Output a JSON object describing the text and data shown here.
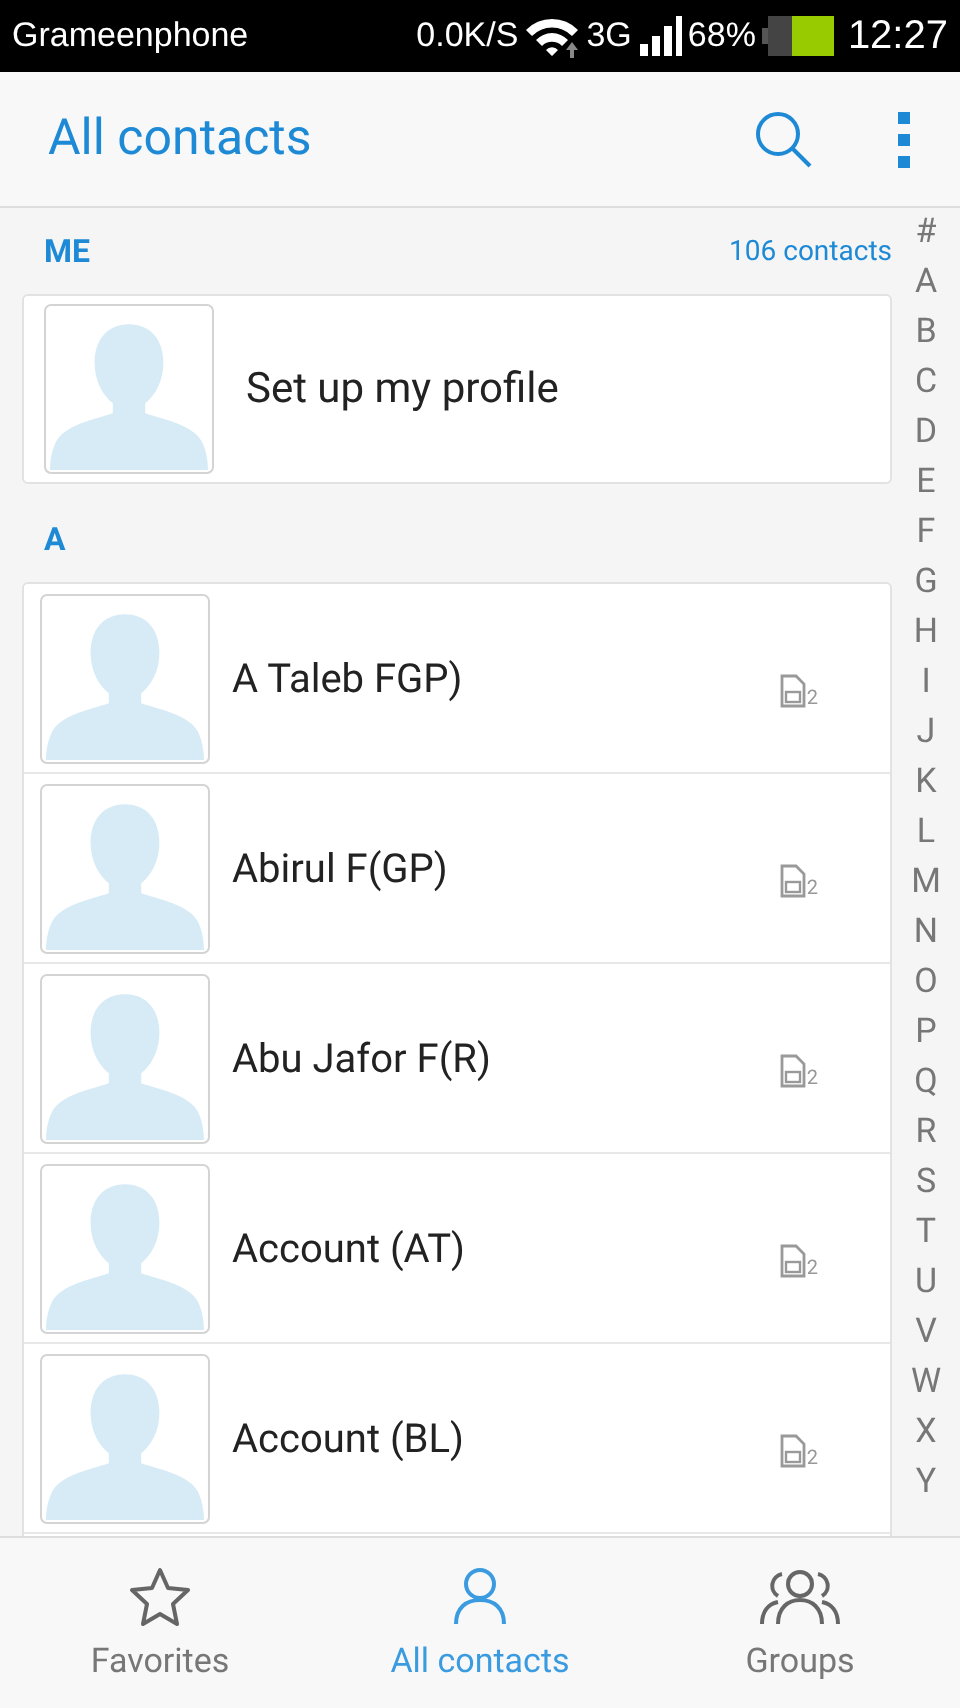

* * *

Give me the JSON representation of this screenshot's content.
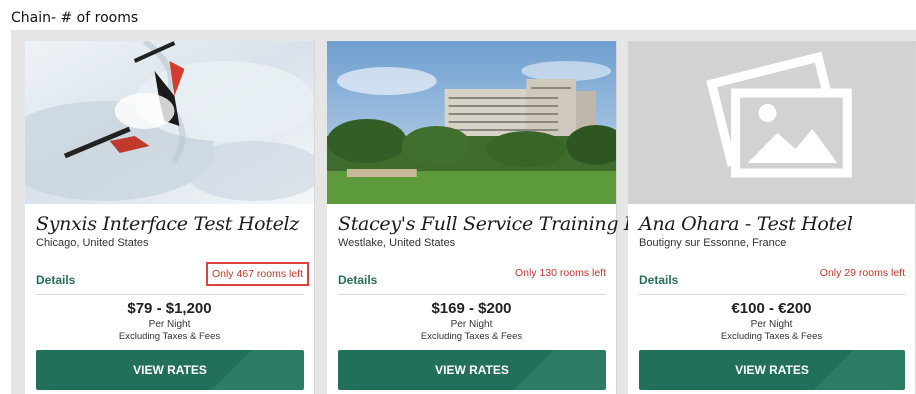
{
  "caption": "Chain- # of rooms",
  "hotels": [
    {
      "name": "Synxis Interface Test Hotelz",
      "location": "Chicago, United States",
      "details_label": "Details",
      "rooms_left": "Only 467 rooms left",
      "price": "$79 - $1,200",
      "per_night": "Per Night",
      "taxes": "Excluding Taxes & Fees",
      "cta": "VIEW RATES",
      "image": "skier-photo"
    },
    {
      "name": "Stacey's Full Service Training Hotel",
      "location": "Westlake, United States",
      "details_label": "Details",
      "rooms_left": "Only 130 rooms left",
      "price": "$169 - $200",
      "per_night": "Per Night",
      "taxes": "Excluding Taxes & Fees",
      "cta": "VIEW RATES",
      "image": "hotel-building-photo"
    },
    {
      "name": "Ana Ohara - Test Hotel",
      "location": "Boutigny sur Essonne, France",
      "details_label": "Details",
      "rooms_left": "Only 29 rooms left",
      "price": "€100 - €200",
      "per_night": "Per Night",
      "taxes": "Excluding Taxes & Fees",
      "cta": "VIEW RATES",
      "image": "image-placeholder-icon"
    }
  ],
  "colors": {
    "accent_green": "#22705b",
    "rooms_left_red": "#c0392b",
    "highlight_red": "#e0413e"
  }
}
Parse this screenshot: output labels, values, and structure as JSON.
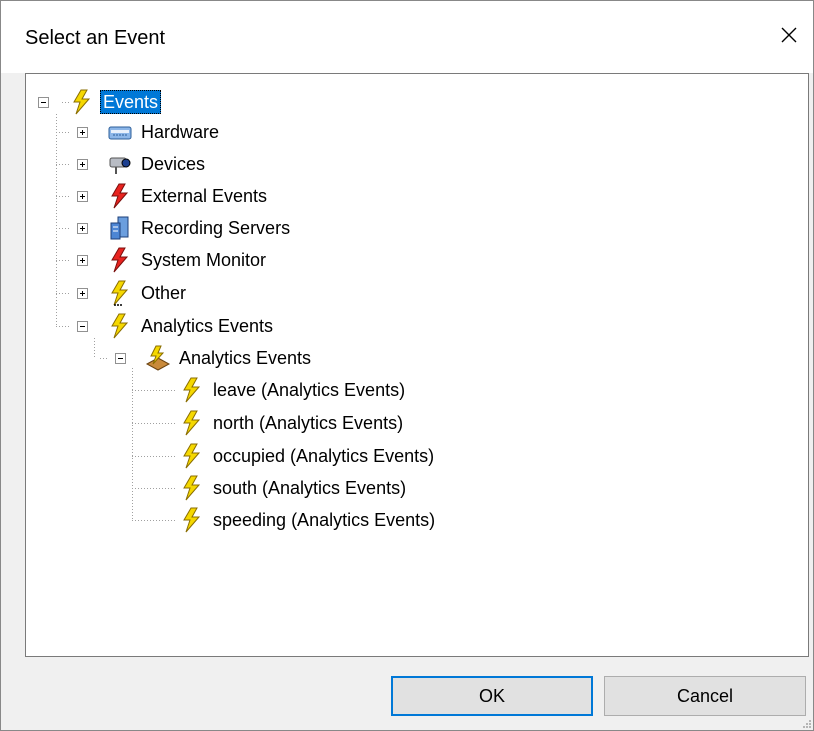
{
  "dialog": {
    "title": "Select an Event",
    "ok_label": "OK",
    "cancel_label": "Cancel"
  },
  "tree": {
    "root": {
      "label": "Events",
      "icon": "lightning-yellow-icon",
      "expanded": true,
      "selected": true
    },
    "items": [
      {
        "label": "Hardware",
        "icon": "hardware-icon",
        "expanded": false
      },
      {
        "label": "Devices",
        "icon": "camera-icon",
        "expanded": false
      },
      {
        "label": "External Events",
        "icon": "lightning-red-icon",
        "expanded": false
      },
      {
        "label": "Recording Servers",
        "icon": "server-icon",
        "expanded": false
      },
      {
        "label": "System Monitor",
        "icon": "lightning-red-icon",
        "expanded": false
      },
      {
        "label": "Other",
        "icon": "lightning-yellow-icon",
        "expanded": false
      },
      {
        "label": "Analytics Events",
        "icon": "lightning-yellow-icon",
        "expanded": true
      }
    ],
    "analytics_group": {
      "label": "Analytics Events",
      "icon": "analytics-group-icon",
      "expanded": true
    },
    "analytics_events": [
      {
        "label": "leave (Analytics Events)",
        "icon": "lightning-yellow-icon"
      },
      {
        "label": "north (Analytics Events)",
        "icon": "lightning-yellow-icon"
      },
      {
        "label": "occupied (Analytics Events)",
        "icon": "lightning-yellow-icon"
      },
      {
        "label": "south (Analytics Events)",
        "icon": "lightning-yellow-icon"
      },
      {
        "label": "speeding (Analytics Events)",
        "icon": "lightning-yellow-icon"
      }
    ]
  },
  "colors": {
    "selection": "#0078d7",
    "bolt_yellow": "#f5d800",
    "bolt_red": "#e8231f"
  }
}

* * *

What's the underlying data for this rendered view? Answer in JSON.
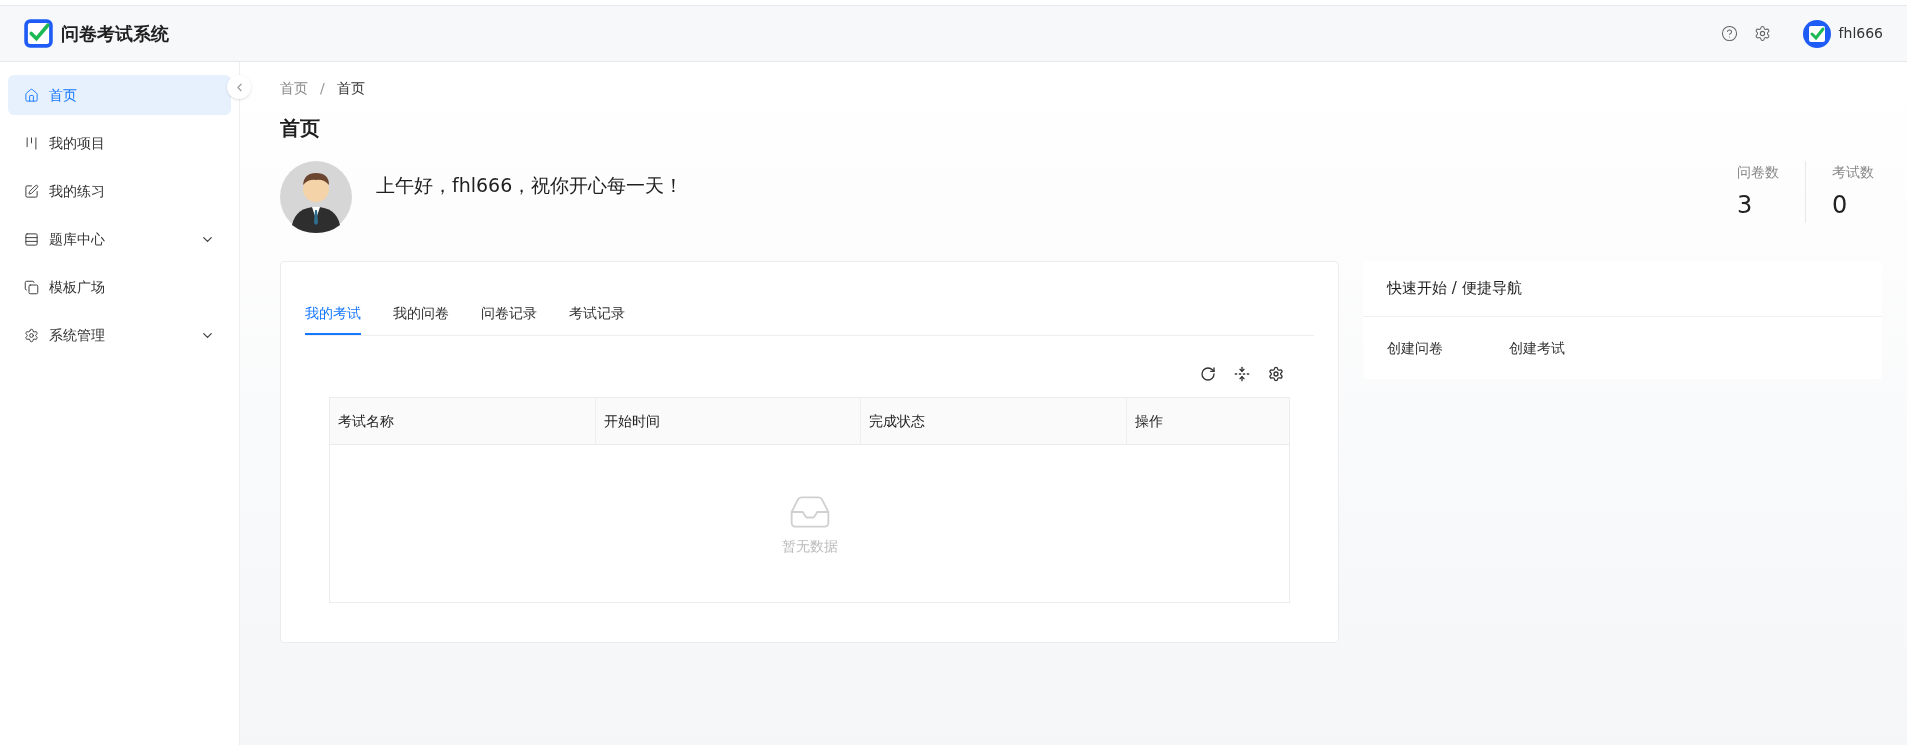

◆ Exercise
Gather all lines from the records above in which "data" appears.

◆ Result for this task
Output a JSON object describing the text and data shown here.
What's the underlying data for this rendered view? Answer in JSON.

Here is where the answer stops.